_Material supplied_
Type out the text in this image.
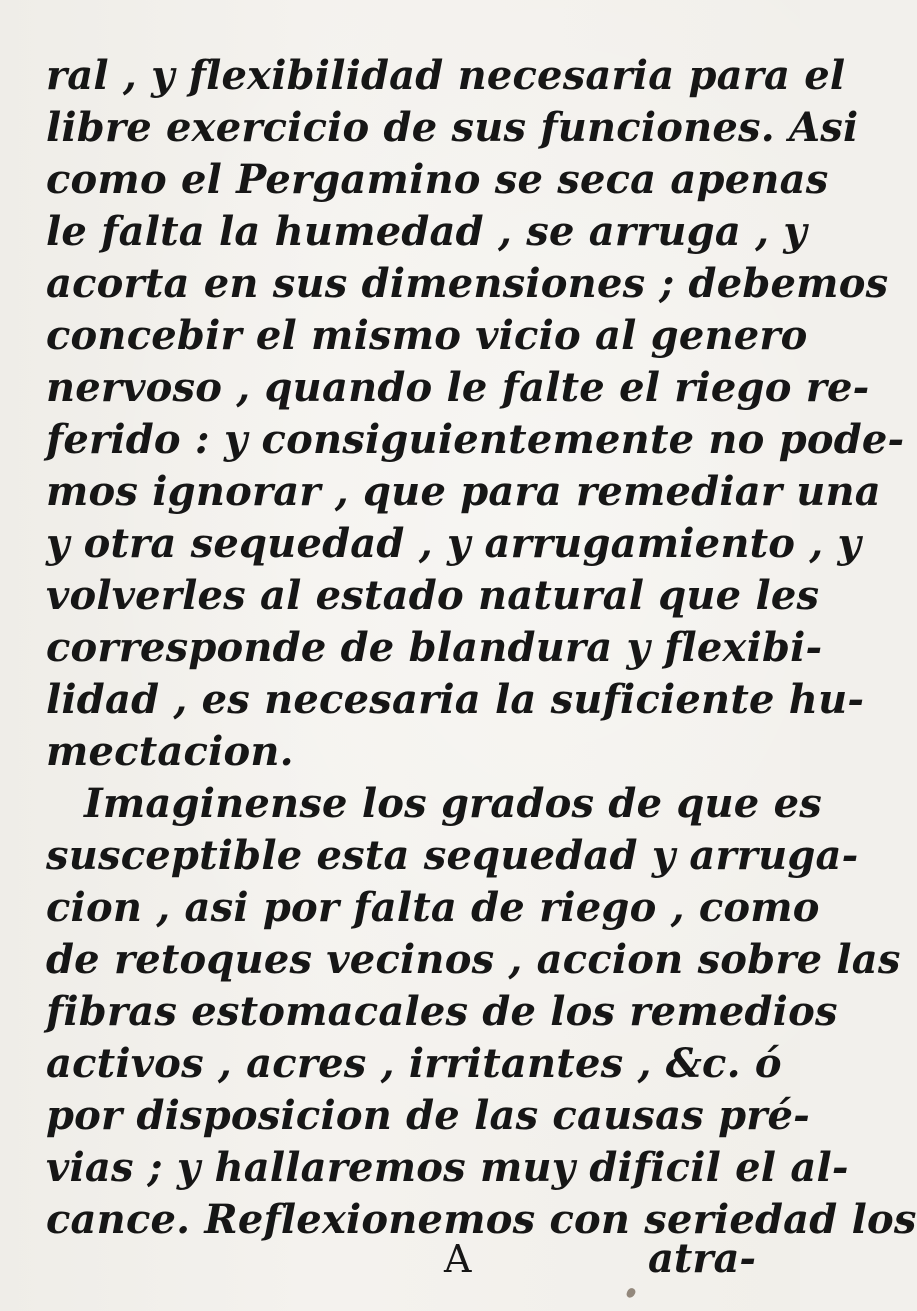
ral , y flexibilidad necesaria para el

libre exercicio de sus funciones. Asi

como el Pergamino se seca apenas

le falta la humedad , se arruga , y

acorta en sus dimensiones ; debemos

concebir el mismo vicio al genero

nervoso , quando le falte el riego re-

ferido : y consiguientemente no pode-

mos ignorar , que para remediar una

y otra sequedad , y arrugamiento , y

volverles al estado natural que les

corresponde de blandura y flexibi-

lidad , es necesaria la suficiente hu-

mectacion.

Imaginense los grados de que es

susceptible esta sequedad y arruga-

cion , asi por falta de riego , como

de retoques vecinos , accion sobre las

fibras estomacales de los remedios

activos , acres , irritantes , &c. ó

por disposicion de las causas pré-

vias ; y hallaremos muy dificil el al-

cance. Reflexionemos con seriedad los

A	atra-
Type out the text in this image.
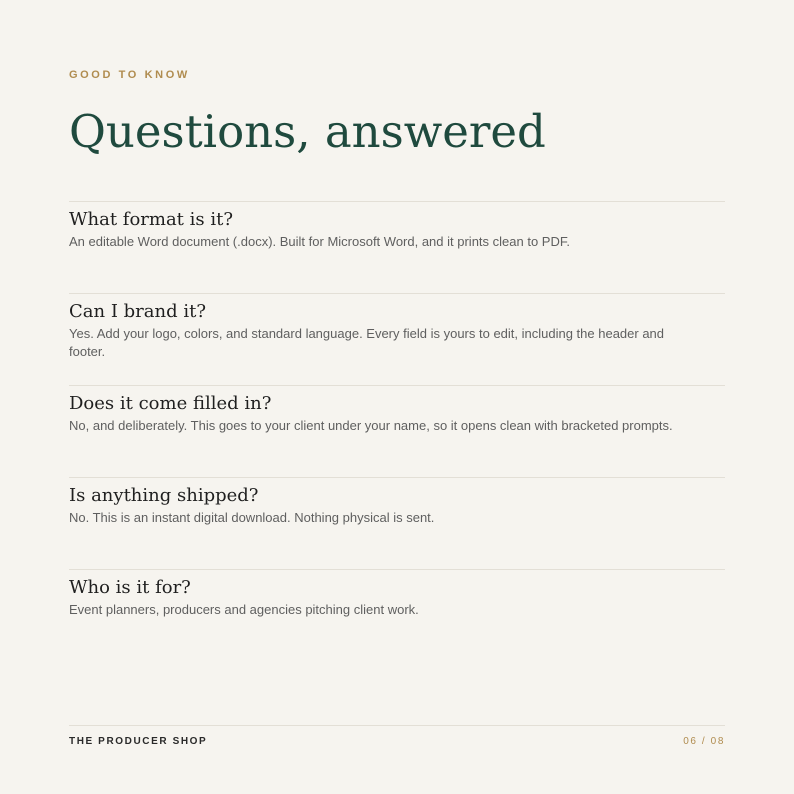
GOOD TO KNOW
Questions, answered
What format is it?

An editable Word document (.docx). Built for Microsoft Word, and it prints clean to PDF.

Can I brand it?

Yes. Add your logo, colors, and standard language. Every field is yours to edit, including the header and footer.

Does it come filled in?

No, and deliberately. This goes to your client under your name, so it opens clean with bracketed prompts.

Is anything shipped?

No. This is an instant digital download. Nothing physical is sent.

Who is it for?

Event planners, producers and agencies pitching client work.

THE PRODUCER SHOP	06 / 08
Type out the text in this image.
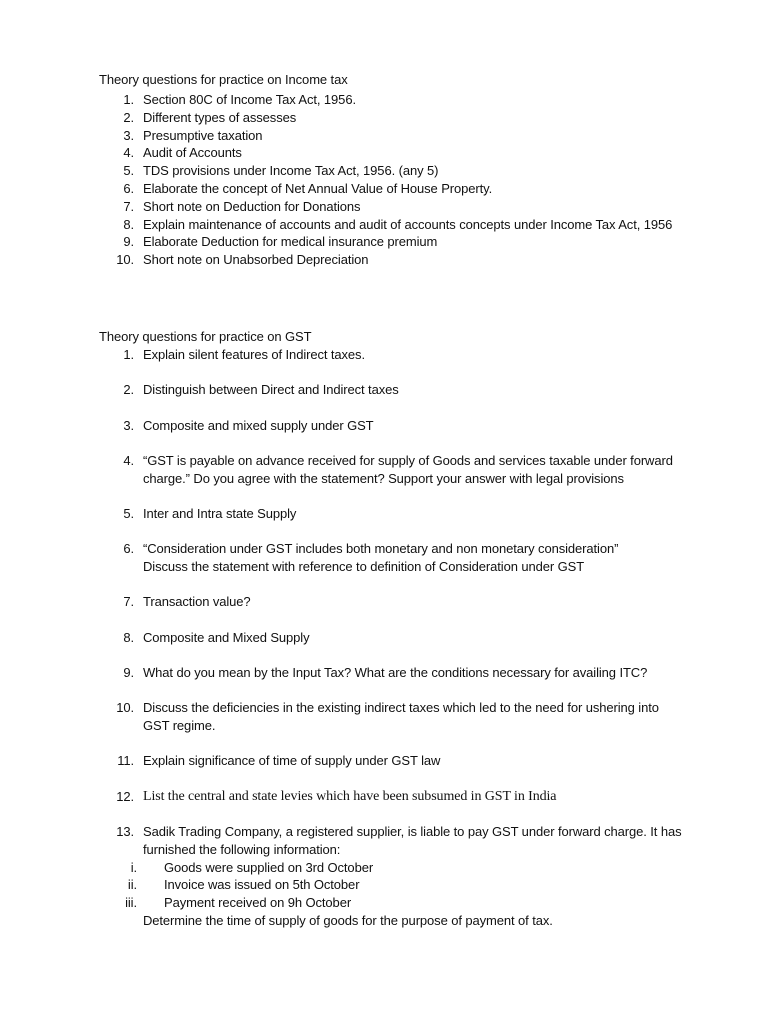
Theory questions for practice on Income tax
1. Section 80C of Income Tax Act, 1956.
2. Different types of assesses
3. Presumptive taxation
4. Audit of Accounts
5. TDS provisions under Income Tax Act, 1956. (any 5)
6. Elaborate the concept of Net Annual Value of House Property.
7. Short note on Deduction for Donations
8. Explain maintenance of accounts and audit of accounts concepts under Income Tax Act, 1956
9. Elaborate Deduction for medical insurance premium
10. Short note on Unabsorbed Depreciation
Theory questions for practice on GST
1. Explain silent features of Indirect taxes.
2. Distinguish between Direct and Indirect taxes
3. Composite and mixed supply under GST
4. “GST is payable on advance received for supply of Goods and services taxable under forward charge.” Do you agree with the statement? Support your answer with legal provisions
5. Inter and Intra state Supply
6. “Consideration under GST includes both monetary and non monetary consideration” Discuss the statement with reference to definition of Consideration under GST
7. Transaction value?
8. Composite and Mixed Supply
9. What do you mean by the Input Tax? What are the conditions necessary for availing ITC?
10. Discuss the deficiencies in the existing indirect taxes which led to the need for ushering into GST regime.
11. Explain significance of time of supply under GST law
12. List the central and state levies which have been subsumed in GST in India
13. Sadik Trading Company, a registered supplier, is liable to pay GST under forward charge. It has furnished the following information:
i. Goods were supplied on 3rd October
ii. Invoice was issued on 5th October
iii. Payment received on 9h October
Determine the time of supply of goods for the purpose of payment of tax.
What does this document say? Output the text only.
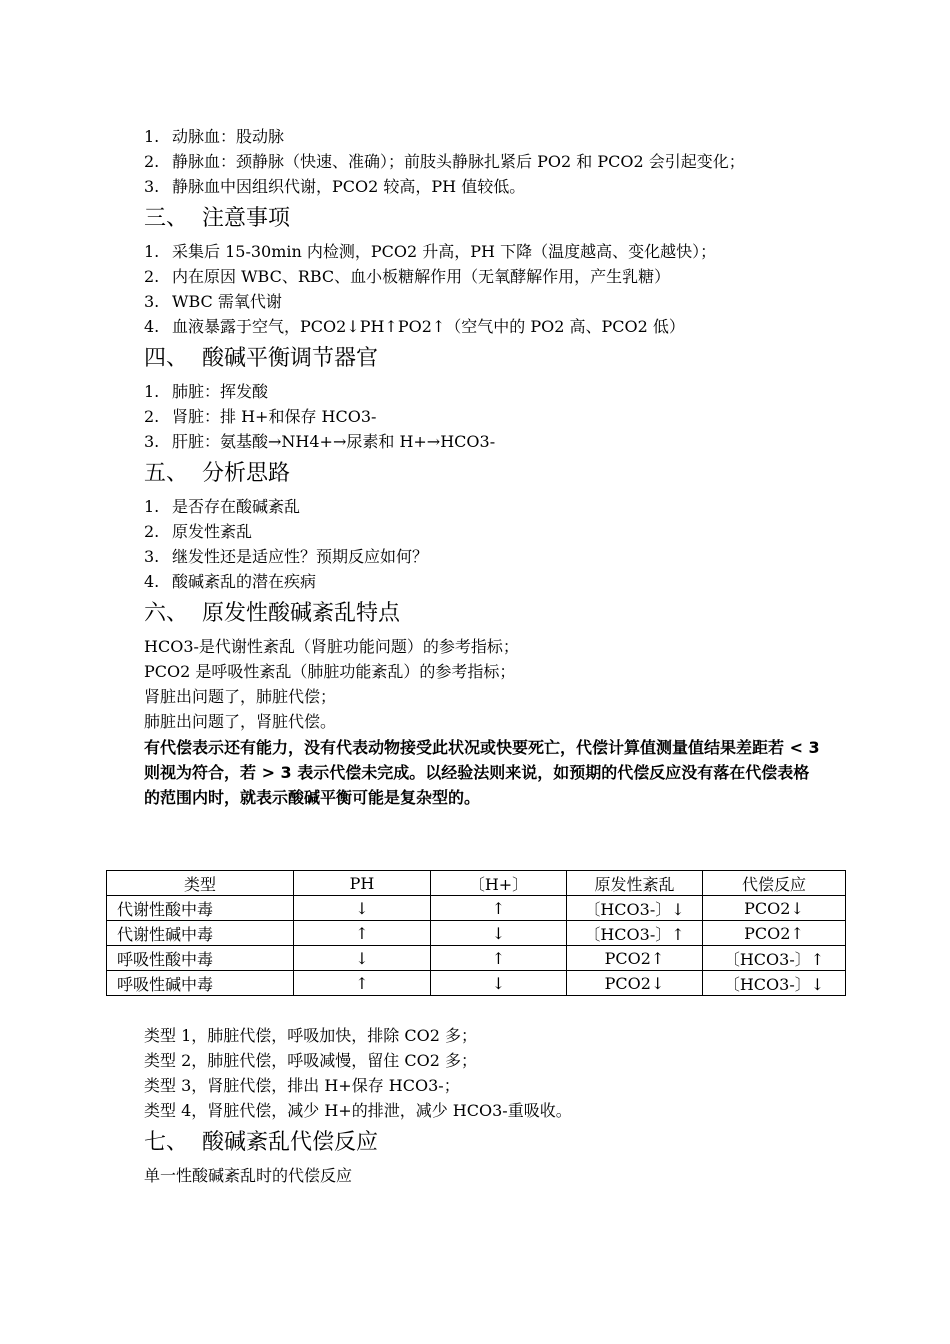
1. 动脉血：股动脉
2. 静脉血：颈静脉（快速、准确）；前肢头静脉扎紧后 PO2 和 PCO2 会引起变化；
3. 静脉血中因组织代谢，PCO2 较高，PH 值较低。
三、 注意事项
1. 采集后 15-30min 内检测，PCO2 升高，PH 下降（温度越高、变化越快）；
2. 内在原因 WBC、RBC、血小板糖解作用（无氧酵解作用，产生乳糖）
3. WBC 需氧代谢
4. 血液暴露于空气，PCO2↓PH↑PO2↑（空气中的 PO2 高、PCO2 低）
四、 酸碱平衡调节器官
1. 肺脏：挥发酸
2. 肾脏：排 H+和保存 HCO3-
3. 肝脏：氨基酸→NH4+→尿素和 H+→HCO3-
五、 分析思路
1. 是否存在酸碱紊乱
2. 原发性紊乱
3. 继发性还是适应性？预期反应如何？
4. 酸碱紊乱的潜在疾病
六、 原发性酸碱紊乱特点
HCO3-是代谢性紊乱（肾脏功能问题）的参考指标；
PCO2 是呼吸性紊乱（肺脏功能紊乱）的参考指标；
肾脏出问题了，肺脏代偿；
肺脏出问题了，肾脏代偿。
有代偿表示还有能力，没有代表动物接受此状况或快要死亡，代偿计算值测量值结果差距若 < 3 则视为符合，若 > 3 表示代偿未完成。以经验法则来说，如预期的代偿反应没有落在代偿表格的范围内时，就表示酸碱平衡可能是复杂型的。
类型	PH	〔H+〕	原发性紊乱	代偿反应
代谢性酸中毒	↓	↑	〔HCO3-〕↓	PCO2↓
代谢性碱中毒	↑	↓	〔HCO3-〕↑	PCO2↑
呼吸性酸中毒	↓	↑	PCO2↑	〔HCO3-〕↑
呼吸性碱中毒	↑	↓	PCO2↓	〔HCO3-〕↓
类型 1，肺脏代偿，呼吸加快，排除 CO2 多；
类型 2，肺脏代偿，呼吸减慢，留住 CO2 多；
类型 3，肾脏代偿，排出 H+保存 HCO3-；
类型 4，肾脏代偿，减少 H+的排泄，减少 HCO3-重吸收。
七、 酸碱紊乱代偿反应
单一性酸碱紊乱时的代偿反应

_Your instructions_
Where a line contains "Discuss", copy that line.

_Exercise answer_
6. “Consideration under GST includes both monetary and non monetary consideration” Discuss the statement with reference to definition of Consideration under GST
10. Discuss the deficiencies in the existing indirect taxes which led to the need for ushering into GST regime.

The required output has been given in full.